▸ WHAT YOU SHOULD DO: Show all lines holding the string "view".

▸ GIVEN INFORMATION:
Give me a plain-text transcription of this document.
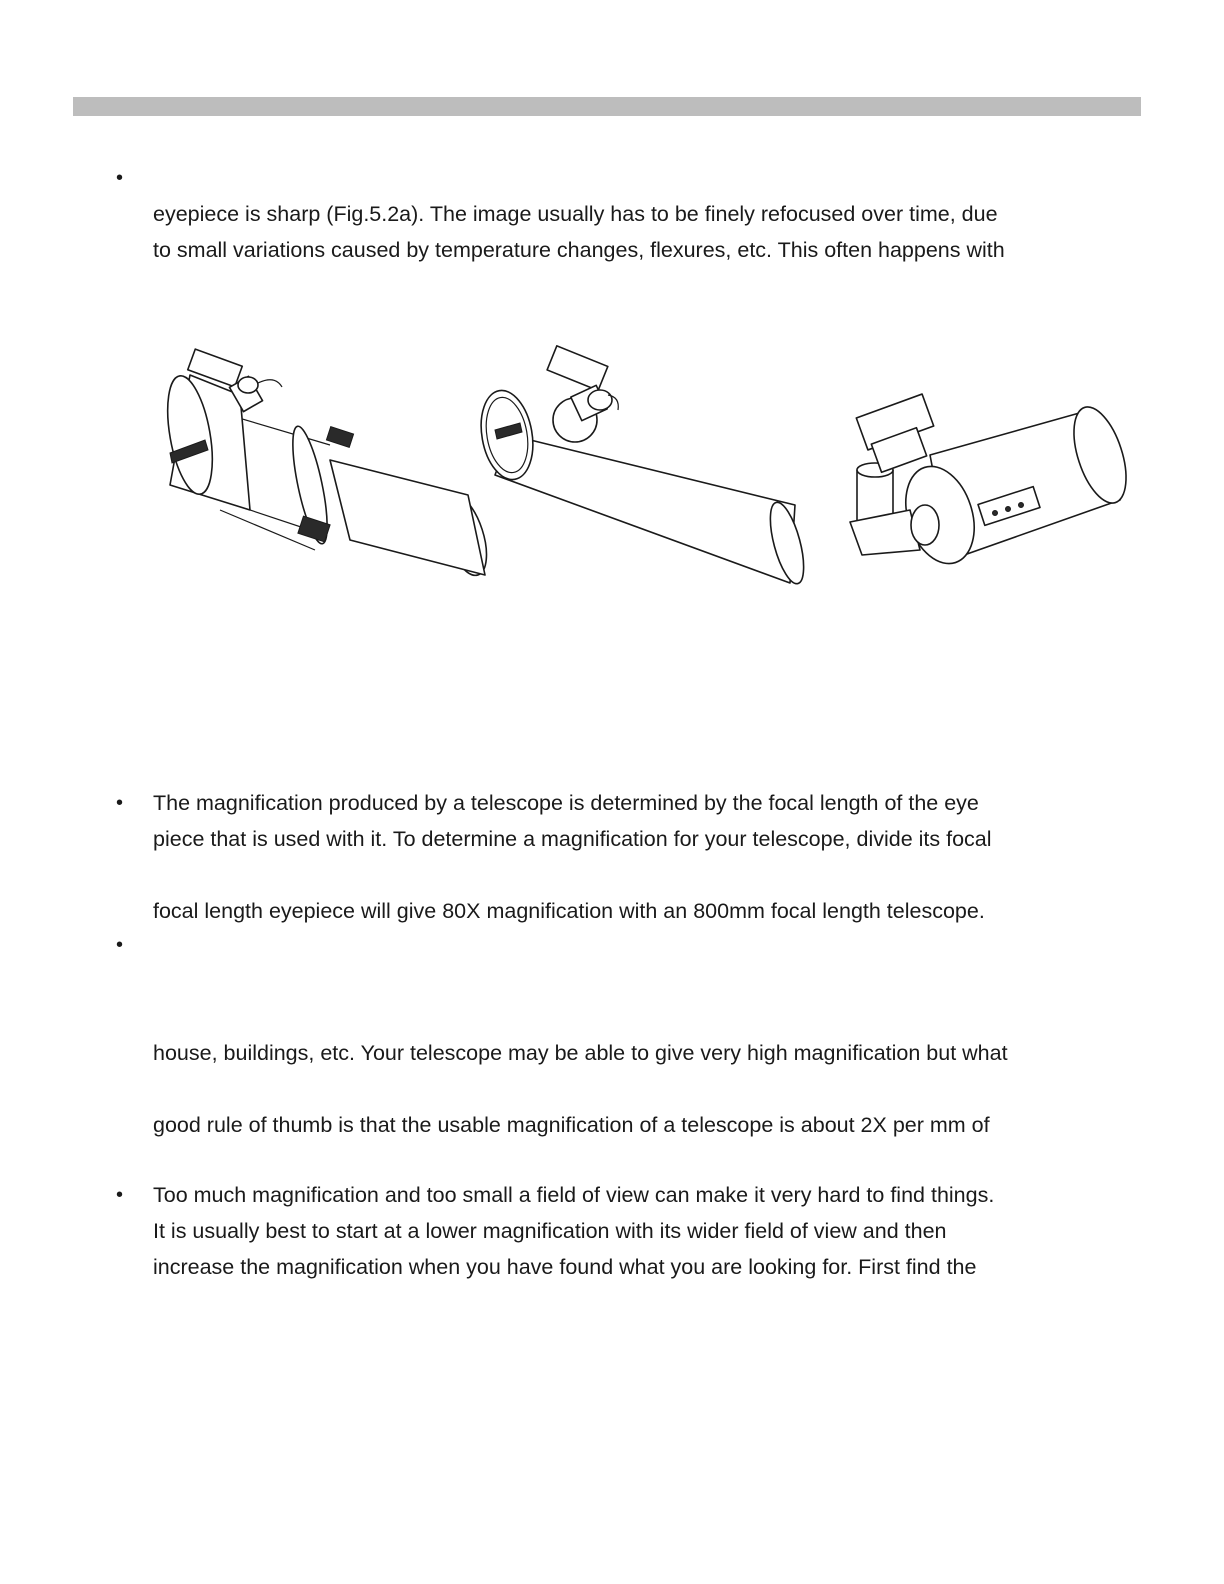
•
eyepiece is sharp (Fig.5.2a). The image usually has to be finely refocused over time, due
to small variations caused by temperature changes, flexures, etc. This often happens with
• The magnification produced by a telescope is determined by the focal length of the eye
piece that is used with it. To determine a magnification for your telescope, divide its focal
focal length eyepiece will give 80X magnification with an 800mm focal length telescope.
•
house, buildings, etc. Your telescope may be able to give very high magnification but what
good rule of thumb is that the usable magnification of a telescope is about 2X per mm of
• Too much magnification and too small a field of view can make it very hard to find things.
It is usually best to start at a lower magnification with its wider field of view and then
increase the magnification when you have found what you are looking for. First find the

▸ REPLY TO THE TASK:
• Too much magnification and too small a field of view can make it very hard to find things.
It is usually best to start at a lower magnification with its wider field of view and then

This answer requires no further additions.